> **TASK INSTRUCTIONS**: Go through the entries below and write each one out exactly.

════════

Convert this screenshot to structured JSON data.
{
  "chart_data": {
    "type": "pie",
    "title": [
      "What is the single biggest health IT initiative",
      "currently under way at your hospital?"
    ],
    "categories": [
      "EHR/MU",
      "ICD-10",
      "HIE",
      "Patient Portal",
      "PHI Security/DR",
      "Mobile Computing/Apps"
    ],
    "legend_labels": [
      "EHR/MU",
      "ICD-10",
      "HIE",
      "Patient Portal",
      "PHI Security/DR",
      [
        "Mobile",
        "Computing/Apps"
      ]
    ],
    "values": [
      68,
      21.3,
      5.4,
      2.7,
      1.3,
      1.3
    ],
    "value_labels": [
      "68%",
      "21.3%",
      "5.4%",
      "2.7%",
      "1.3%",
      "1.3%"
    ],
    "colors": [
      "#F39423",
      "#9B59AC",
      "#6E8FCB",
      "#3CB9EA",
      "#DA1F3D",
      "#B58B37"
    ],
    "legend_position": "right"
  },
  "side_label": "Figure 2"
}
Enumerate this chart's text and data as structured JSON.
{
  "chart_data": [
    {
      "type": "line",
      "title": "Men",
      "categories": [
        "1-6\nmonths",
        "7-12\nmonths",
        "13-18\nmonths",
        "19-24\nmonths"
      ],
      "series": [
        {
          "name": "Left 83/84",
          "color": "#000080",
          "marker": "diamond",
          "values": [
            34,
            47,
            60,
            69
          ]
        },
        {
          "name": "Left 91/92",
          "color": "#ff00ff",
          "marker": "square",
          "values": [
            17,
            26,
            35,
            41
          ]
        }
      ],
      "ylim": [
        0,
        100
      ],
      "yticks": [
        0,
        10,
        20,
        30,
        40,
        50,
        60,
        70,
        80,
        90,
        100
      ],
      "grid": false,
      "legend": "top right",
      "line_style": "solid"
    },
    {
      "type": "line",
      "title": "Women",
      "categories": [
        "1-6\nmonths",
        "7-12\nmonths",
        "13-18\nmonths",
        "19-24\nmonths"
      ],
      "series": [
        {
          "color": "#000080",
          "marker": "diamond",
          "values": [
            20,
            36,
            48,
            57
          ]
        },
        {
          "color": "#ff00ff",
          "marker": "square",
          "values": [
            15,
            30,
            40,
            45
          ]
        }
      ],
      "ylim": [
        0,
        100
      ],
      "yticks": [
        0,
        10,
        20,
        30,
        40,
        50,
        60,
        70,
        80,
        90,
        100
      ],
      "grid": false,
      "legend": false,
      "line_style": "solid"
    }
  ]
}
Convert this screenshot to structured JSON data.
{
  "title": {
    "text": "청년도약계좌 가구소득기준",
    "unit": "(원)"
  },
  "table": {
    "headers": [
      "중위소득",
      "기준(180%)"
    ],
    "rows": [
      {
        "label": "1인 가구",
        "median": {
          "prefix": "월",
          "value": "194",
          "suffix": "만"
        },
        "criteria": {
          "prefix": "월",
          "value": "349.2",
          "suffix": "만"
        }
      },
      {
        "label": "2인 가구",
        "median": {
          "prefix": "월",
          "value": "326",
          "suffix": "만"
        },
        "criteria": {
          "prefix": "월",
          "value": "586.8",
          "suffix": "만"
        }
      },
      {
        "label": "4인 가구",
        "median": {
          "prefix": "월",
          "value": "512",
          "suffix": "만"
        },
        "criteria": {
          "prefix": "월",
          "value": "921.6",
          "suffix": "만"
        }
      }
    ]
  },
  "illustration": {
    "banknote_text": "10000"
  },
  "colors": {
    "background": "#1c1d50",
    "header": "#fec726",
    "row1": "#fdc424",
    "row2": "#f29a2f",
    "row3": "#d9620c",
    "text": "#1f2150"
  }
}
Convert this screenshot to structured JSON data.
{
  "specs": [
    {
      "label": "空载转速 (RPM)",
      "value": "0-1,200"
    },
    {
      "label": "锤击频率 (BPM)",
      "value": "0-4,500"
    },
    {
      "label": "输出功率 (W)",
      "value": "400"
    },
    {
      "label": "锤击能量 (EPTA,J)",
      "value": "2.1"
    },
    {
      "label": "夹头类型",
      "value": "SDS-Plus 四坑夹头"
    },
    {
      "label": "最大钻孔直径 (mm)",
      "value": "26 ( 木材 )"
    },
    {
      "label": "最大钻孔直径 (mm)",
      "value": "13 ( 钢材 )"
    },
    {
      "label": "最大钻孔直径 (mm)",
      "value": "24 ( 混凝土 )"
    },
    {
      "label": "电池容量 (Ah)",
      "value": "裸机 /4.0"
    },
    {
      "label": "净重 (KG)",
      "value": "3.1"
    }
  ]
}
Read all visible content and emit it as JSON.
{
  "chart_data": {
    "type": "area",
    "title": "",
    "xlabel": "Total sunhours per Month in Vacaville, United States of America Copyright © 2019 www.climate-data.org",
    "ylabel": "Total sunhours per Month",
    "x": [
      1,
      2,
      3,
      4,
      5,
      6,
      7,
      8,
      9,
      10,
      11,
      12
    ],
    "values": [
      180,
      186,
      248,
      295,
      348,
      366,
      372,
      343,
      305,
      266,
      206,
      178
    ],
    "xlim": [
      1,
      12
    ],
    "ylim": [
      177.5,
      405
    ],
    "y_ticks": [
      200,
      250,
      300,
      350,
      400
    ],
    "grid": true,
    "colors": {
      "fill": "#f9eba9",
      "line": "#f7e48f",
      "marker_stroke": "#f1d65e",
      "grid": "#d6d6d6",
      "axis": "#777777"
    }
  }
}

════════

> **RESULT**:
Convert this screenshot to structured JSON data.
{
  "chart_data": {
    "type": "pie",
    "title": [
      "What is the single biggest health IT initiative",
      "currently under way at your hospital?"
    ],
    "categories": [
      "EHR/MU",
      "ICD-10",
      "HIE",
      "Patient Portal",
      "PHI Security/DR",
      "Mobile Computing/Apps"
    ],
    "legend_labels": [
      "EHR/MU",
      "ICD-10",
      "HIE",
      "Patient Portal",
      "PHI Security/DR",
      [
        "Mobile",
        "Computing/Apps"
      ]
    ],
    "values": [
      68,
      21.3,
      5.4,
      2.7,
      1.3,
      1.3
    ],
    "value_labels": [
      "68%",
      "21.3%",
      "5.4%",
      "2.7%",
      "1.3%",
      "1.3%"
    ],
    "colors": [
      "#F39423",
      "#9B59AC",
      "#6E8FCB",
      "#3CB9EA",
      "#DA1F3D",
      "#B58B37"
    ],
    "legend_position": "right"
  },
  "side_label": "Figure 2"
}
Enumerate this chart's text and data as structured JSON.
{
  "chart_data": [
    {
      "type": "line",
      "title": "Men",
      "categories": [
        "1-6\nmonths",
        "7-12\nmonths",
        "13-18\nmonths",
        "19-24\nmonths"
      ],
      "series": [
        {
          "name": "Left 83/84",
          "color": "#000080",
          "marker": "diamond",
          "values": [
            34,
            47,
            60,
            69
          ]
        },
        {
          "name": "Left 91/92",
          "color": "#ff00ff",
          "marker": "square",
          "values": [
            17,
            26,
            35,
            41
          ]
        }
      ],
      "ylim": [
        0,
        100
      ],
      "yticks": [
        0,
        10,
        20,
        30,
        40,
        50,
        60,
        70,
        80,
        90,
        100
      ],
      "grid": false,
      "legend": "top right",
      "line_style": "solid"
    },
    {
      "type": "line",
      "title": "Women",
      "categories": [
        "1-6\nmonths",
        "7-12\nmonths",
        "13-18\nmonths",
        "19-24\nmonths"
      ],
      "series": [
        {
          "color": "#000080",
          "marker": "diamond",
          "values": [
            20,
            36,
            48,
            57
          ]
        },
        {
          "color": "#ff00ff",
          "marker": "square",
          "values": [
            15,
            30,
            40,
            45
          ]
        }
      ],
      "ylim": [
        0,
        100
      ],
      "yticks": [
        0,
        10,
        20,
        30,
        40,
        50,
        60,
        70,
        80,
        90,
        100
      ],
      "grid": false,
      "legend": false,
      "line_style": "solid"
    }
  ]
}
Convert this screenshot to structured JSON data.
{
  "title": {
    "text": "청년도약계좌 가구소득기준",
    "unit": "(원)"
  },
  "table": {
    "headers": [
      "중위소득",
      "기준(180%)"
    ],
    "rows": [
      {
        "label": "1인 가구",
        "median": {
          "prefix": "월",
          "value": "194",
          "suffix": "만"
        },
        "criteria": {
          "prefix": "월",
          "value": "349.2",
          "suffix": "만"
        }
      },
      {
        "label": "2인 가구",
        "median": {
          "prefix": "월",
          "value": "326",
          "suffix": "만"
        },
        "criteria": {
          "prefix": "월",
          "value": "586.8",
          "suffix": "만"
        }
      },
      {
        "label": "4인 가구",
        "median": {
          "prefix": "월",
          "value": "512",
          "suffix": "만"
        },
        "criteria": {
          "prefix": "월",
          "value": "921.6",
          "suffix": "만"
        }
      }
    ]
  },
  "illustration": {
    "banknote_text": "10000"
  },
  "colors": {
    "background": "#1c1d50",
    "header": "#fec726",
    "row1": "#fdc424",
    "row2": "#f29a2f",
    "row3": "#d9620c",
    "text": "#1f2150"
  }
}
Convert this screenshot to structured JSON data.
{
  "specs": [
    {
      "label": "空载转速 (RPM)",
      "value": "0-1,200"
    },
    {
      "label": "锤击频率 (BPM)",
      "value": "0-4,500"
    },
    {
      "label": "输出功率 (W)",
      "value": "400"
    },
    {
      "label": "锤击能量 (EPTA,J)",
      "value": "2.1"
    },
    {
      "label": "夹头类型",
      "value": "SDS-Plus 四坑夹头"
    },
    {
      "label": "最大钻孔直径 (mm)",
      "value": "26 ( 木材 )"
    },
    {
      "label": "最大钻孔直径 (mm)",
      "value": "13 ( 钢材 )"
    },
    {
      "label": "最大钻孔直径 (mm)",
      "value": "24 ( 混凝土 )"
    },
    {
      "label": "电池容量 (Ah)",
      "value": "裸机 /4.0"
    },
    {
      "label": "净重 (KG)",
      "value": "3.1"
    }
  ]
}
Read all visible content and emit it as JSON.
{
  "chart_data": {
    "type": "area",
    "title": "",
    "xlabel": "Total sunhours per Month in Vacaville, United States of America Copyright © 2019 www.climate-data.org",
    "ylabel": "Total sunhours per Month",
    "x": [
      1,
      2,
      3,
      4,
      5,
      6,
      7,
      8,
      9,
      10,
      11,
      12
    ],
    "values": [
      180,
      186,
      248,
      295,
      348,
      366,
      372,
      343,
      305,
      266,
      206,
      178
    ],
    "xlim": [
      1,
      12
    ],
    "ylim": [
      177.5,
      405
    ],
    "y_ticks": [
      200,
      250,
      300,
      350,
      400
    ],
    "grid": true,
    "colors": {
      "fill": "#f9eba9",
      "line": "#f7e48f",
      "marker_stroke": "#f1d65e",
      "grid": "#d6d6d6",
      "axis": "#777777"
    }
  }
}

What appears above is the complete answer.